#### [Instructions]
1 > In the patent excerpt on ambiguous voice data, rewrite the paragraph that begins "Since a very narrow dynamic range" more briefly, keeping its main facts.
2 > Print the patent excerpt on ambiguous voice data from "Since a very" up to and including "the ambiguous communication.".
3 > Proceed with the patent excerpt on ambiguous voice data from the point where it stops.

#### [Text extract]
************

10. Tenth Embodiment
The tenth embodiment is similar to the above-mentioned eighth embodiment in many points. The following describes only differences between the tenth and eighth embodiments. According to the tenth embodiment, the terminal unit 21 to process voice data decreases the quantifying bit number for unprocessed voice data to generate ambiguous voice data. For example, let us assume that voice data is processed by the terminal unit 21 x disposed at the transmitting side of the communication. The terminal unit 21 x extracts four bits from the MSB (Most Significant Bit) of each sample data contained in the voice data. The terminal unit 21 x transmits the extracted data as voice data to the terminal unit 21 y without processing the extracted data by means of filtering and the like.
Since a very narrow dynamic range is attributed to voice data with the quantifying bit number 4 as mentioned above, the voice data can just approximately reproduce voice waveforms. Accordingly, the speaker of the terminal unit 21 y generates an ambiguous voice. According to the tenth embodiment like the ninth embodiment, the terminal unit 21 x can generate ambiguous voice data more easily than performing filtering and the like. Further, the tenth embodiment decreases the amount of voice data exchanged during the ambiguous communication.
11. Eleventh Embodiment
The eleventh embodiment is similar to the above-mentioned eighth embodiment in many points. The following describes only differences between the eleventh and eighth embodiments. According to the eleventh embodiment, the terminal unit 21 to process voice data removes only human voice from the voice data to generate ambiguous voice data.
For example, let us assume that voice data is processed by the terminal unit 21 x disposed at the transmitting side of the communication. The HD of the terminal unit 21 x stores “reference spectrum data”, i.e., data indicating an average value for spectrum components of phonemes previously uttered by a plurality of persons. The terminal unit 21 x obtains unprocessed voice data via the microphone and the A/D converter. The terminal unit 21 x sequentially selects the unprocessed voice data, for example, in time units of 10 milliseconds to generate “target spectrum data”, i.e., data indicating a spectrum component of the selected voice data.

************

#### [Data]
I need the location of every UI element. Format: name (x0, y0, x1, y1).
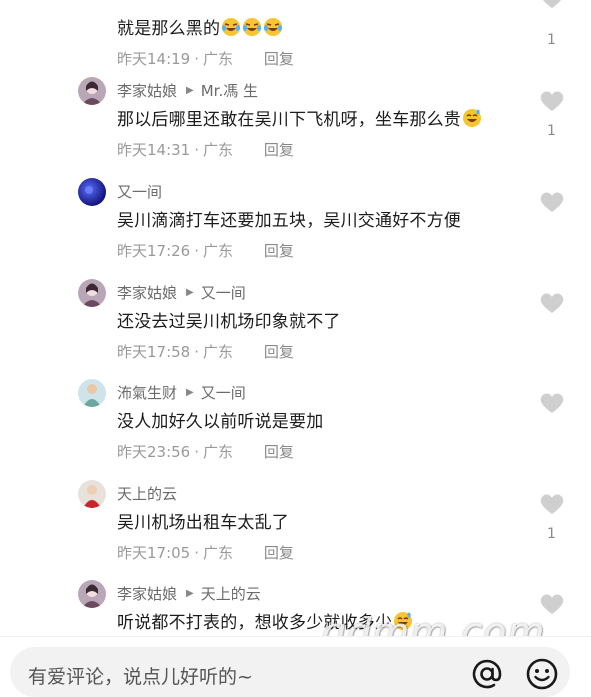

************

#### [Exercise responses]
1 > Voice data with a quantifying bit number of 4 has a very narrow dynamic range, so it can only approximately reproduce voice waveforms. The speaker of terminal unit 21 y therefore produces an ambiguous voice. As in the ninth embodiment, terminal unit 21 x can generate ambiguous voice data more easily than by filtering and similar processing. The tenth embodiment also reduces the amount of voice data exchanged during ambiguous communication.

2 >
Since a very narrow dynamic range is attributed to voice data with the quantifying bit number 4 as mentioned above, the voice data can just approximately reproduce voice waveforms. Accordingly, the speaker of the terminal unit 21 y generates an ambiguous voice. According to the tenth embodiment like the ninth embodiment, the terminal unit 21 x can generate ambiguous voice data more easily than performing filtering and the like. Further, the tenth embodiment decreases the amount of voice data exchanged during the ambiguous communication.

3 >
The terminal unit 21 x then calculates a correlation coefficient as an index indicating the similarity between target spectrum data and reference spectrum data corresponding to each phoneme. The terminal unit 21 x determines whether or not the calculated correlation coefficient exceeds a specified value. The specified value is configured to range from 0 to 1. The specified value is adjusted to be smaller than a correlation coefficient calculated by using the target spectrum data generated from voice data containing human voice. The specified value is adjusted to be larger than a correlation coefficient calculated by using the target spectrum data generated from voice data not containing human voice.
As mentioned above, the terminal unit 21 x determines the correlation coefficient between the target spectrum data and the reference spectrum data corresponding to any of phonemes. If the correlation coefficient exceeds the specified value, the terminal unit 21 x subtracts the reference spectrum data from the target spectrum data to obtain a spectrum component. The terminal unit 21 x superposes the spectrum component to generate voice data and transmits the generated voice data to the terminal unit 21 y. On the other hand, the correlation coefficient between the target spectrum data and the reference spectrum data may not exceed the specified value with respect to the reference spectrum data corresponding to any phonemes. In such case, the terminal unit 21 x directly transmits the previously selected voice data to the terminal unit 21 y.
According to the process as mentioned above, the terminal unit transmits the voice data to the terminal unit 21 y. This voice data is ambiguous voice data indicating the voice obtained by eliminating voice components uttered by typical persons from the unprocessed voice containing the human voice. The terminal unit 21 x uses the method of comparing a phoneme-based spectrum component with another spectrum component of the target voice data to specify and eliminate voice data of the voice containing the human voice. The present invention is not limited thereto. Another technology may be used such as a blind sound source separation algorithm based on the independent component analysis.
The reference spectrum data may be generated not only from voices uttered by a plurality of persons, but also from voices uttered by a single person. In this case, the speaker for the receiving side of the communication generates an ambiguous voice obtained by eliminating only the voice uttered by a specific person from the daily life sound for the transmitting side of the communication.
The eleventh embodiment clearly transmits, to the receiving side, the daily life sound except voices uttered by specific or all persons at the transmitting side of the ambiguous communication. A receiving party can know states of the transmitting side in more detail.
12. Twelfth Embodiment
The twelfth embodiment is similar to the above-mentioned eighth embodiment in many points. The following describes only differences between the twelfth and eighth embodiments. According to the twelfth embodiment, the terminal unit 21 to process voice data processes the voice data containing a specific voice so as not to convert that specific voice into an ambiguous voice.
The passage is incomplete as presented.